* Document section:
%%
The sign that I’m making in this tutorial is the “Boo!” sign I created for my deco mesh pumpkin wreath.
I’ll be using my Silhouette Cameo to cut out my sign, but if you don’t have one, fear not! You can use another die cutting machine or even just a pair of scissors or X-Acto knife and cut your design out by hand and still make a mighty fine sign.
- Cereal box
- Paint Brush
- Floral wire
- Hot glue gun
- Silhouette Cameo
- Cutting mat
- Painter’s tape
Prepping The Cereal Box
Since my sign was going to have two layers (the word and the background), I used both the front and back panels of my cereal box. I probably could have fit both layers on one panel, but hey, it’s a cereal box so it’s not like I was wasting anything expensive like precious vinyl.
Using a pair of scissors, I cut down the seams of the box and removed the two large panels. I then trimmed them up and made sure all the edges were smooth and no little jagged bits were sticking up.
Silhouette Cameo Cut Settings
For cutting out this medium on my Silhouette Cameo, I selected ‘Coverstock’ from the list of options in the Silhouette Studio Cut Settings menu. I left all the defaults as well:
- Speed: 1
- Thickness: 33
- Blade: 7
- Cutting Mat: Checked
- Double Cut: Checked
Depending on your particular box, you may need to adjust your settings here. I always do a test cut first just to make sure my settings are correct, and I’ve found that more times than not, the default settings have it spot-on.
Loading The Cutting Mat
Now that my design and cut settings were ready, I needed to prepare my cereal box and Silhouette machine. Since my cutting mat has been well-loved, it’s lost most of its stickiness. I worked around this by adding a couple strips of painter’s tape to the edge of the cereal box to make sure it didn’t shift mid-cut. If you’re using a brand new mat, you may not need to do this (but I always say better safe than sorry because few things make me sadder than a Silhouette cut gone wrong).
(As you can see, I sacrificed this $1.00 off coupon for this project….that’s dedication right there.)
Doing a Test Cut
Like I mentioned earlier, since this is obviously not a standard craft medium, I always run a test cut first thing.
%%
* List of tasks:
A – In the cereal box sign tutorial, which option was picked from the Silhouette Studio Cut Settings menu?
B – Reproduce the part of the cereal box sign tutorial between "The sign that" and "mighty fine sign.", inclusive.

* Extracted entries:
%%
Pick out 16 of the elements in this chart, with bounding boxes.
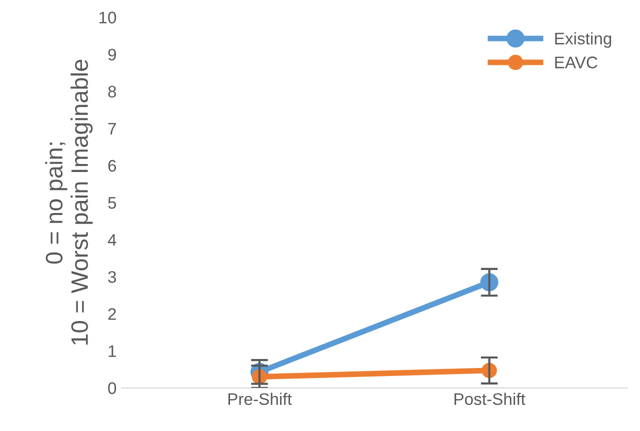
%%
%%
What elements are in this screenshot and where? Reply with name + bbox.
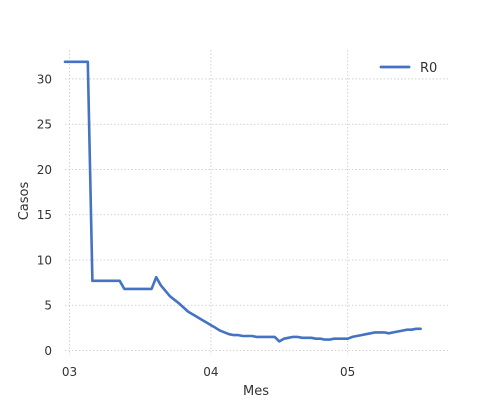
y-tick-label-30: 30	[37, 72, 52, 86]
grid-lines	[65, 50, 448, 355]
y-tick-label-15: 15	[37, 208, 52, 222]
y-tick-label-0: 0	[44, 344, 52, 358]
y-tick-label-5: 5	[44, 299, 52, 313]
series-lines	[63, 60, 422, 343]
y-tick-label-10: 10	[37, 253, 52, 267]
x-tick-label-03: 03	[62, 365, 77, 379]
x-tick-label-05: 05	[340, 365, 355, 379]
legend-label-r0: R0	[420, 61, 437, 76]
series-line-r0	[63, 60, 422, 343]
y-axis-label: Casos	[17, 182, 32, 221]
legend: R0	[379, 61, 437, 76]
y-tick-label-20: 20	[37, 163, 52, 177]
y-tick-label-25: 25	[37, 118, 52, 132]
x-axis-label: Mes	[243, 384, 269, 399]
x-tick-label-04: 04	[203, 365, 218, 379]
%%
%%
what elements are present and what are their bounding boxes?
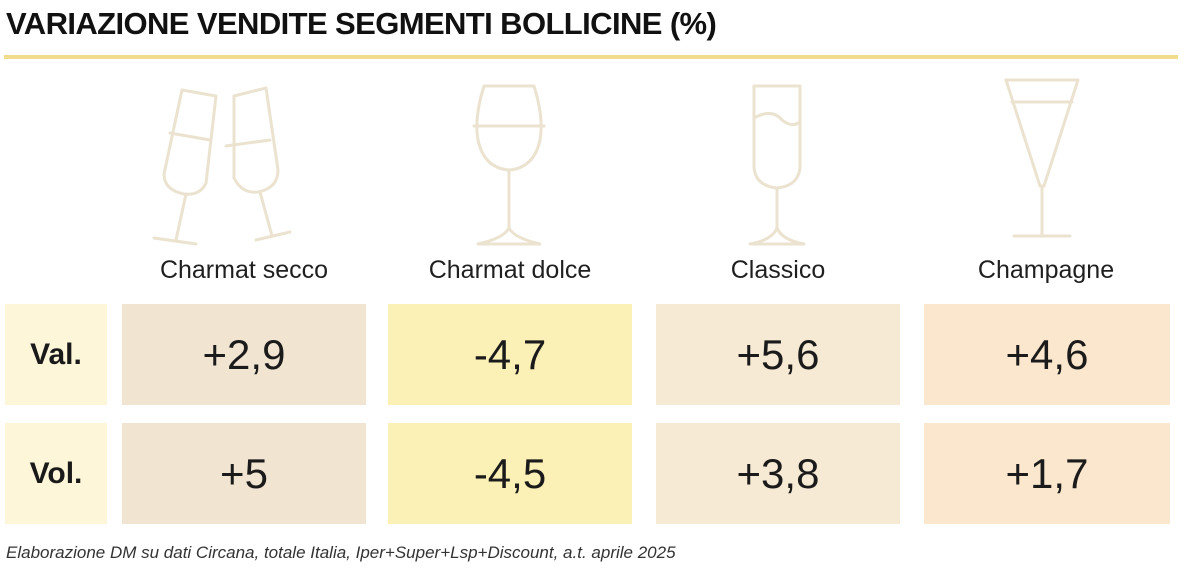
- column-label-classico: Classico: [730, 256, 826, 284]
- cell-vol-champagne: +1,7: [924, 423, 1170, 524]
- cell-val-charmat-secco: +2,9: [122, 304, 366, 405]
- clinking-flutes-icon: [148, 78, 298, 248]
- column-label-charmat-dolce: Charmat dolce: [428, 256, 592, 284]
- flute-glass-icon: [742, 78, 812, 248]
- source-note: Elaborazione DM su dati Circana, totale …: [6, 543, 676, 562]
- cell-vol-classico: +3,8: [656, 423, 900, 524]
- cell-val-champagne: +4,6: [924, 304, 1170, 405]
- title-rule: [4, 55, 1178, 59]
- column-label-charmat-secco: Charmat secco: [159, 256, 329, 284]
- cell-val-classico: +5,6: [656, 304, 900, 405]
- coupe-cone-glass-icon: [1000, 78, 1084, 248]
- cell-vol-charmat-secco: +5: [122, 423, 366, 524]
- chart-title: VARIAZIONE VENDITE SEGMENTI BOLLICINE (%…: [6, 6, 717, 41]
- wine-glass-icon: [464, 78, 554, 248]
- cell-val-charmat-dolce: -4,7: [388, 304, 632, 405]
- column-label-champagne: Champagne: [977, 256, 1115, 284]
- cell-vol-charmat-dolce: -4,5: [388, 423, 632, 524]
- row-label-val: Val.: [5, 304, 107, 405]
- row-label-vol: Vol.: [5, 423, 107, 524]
%%
* Responses to the exercise:
A – Coverstock

B –
The sign that I’m making in this tutorial is the “Boo!” sign I created for my deco mesh pumpkin wreath.
I’ll be using my Silhouette Cameo to cut out my sign, but if you don’t have one, fear not! You can use another die cutting machine or even just a pair of scissors or X-Acto knife and cut your design out by hand and still make a mighty fine sign.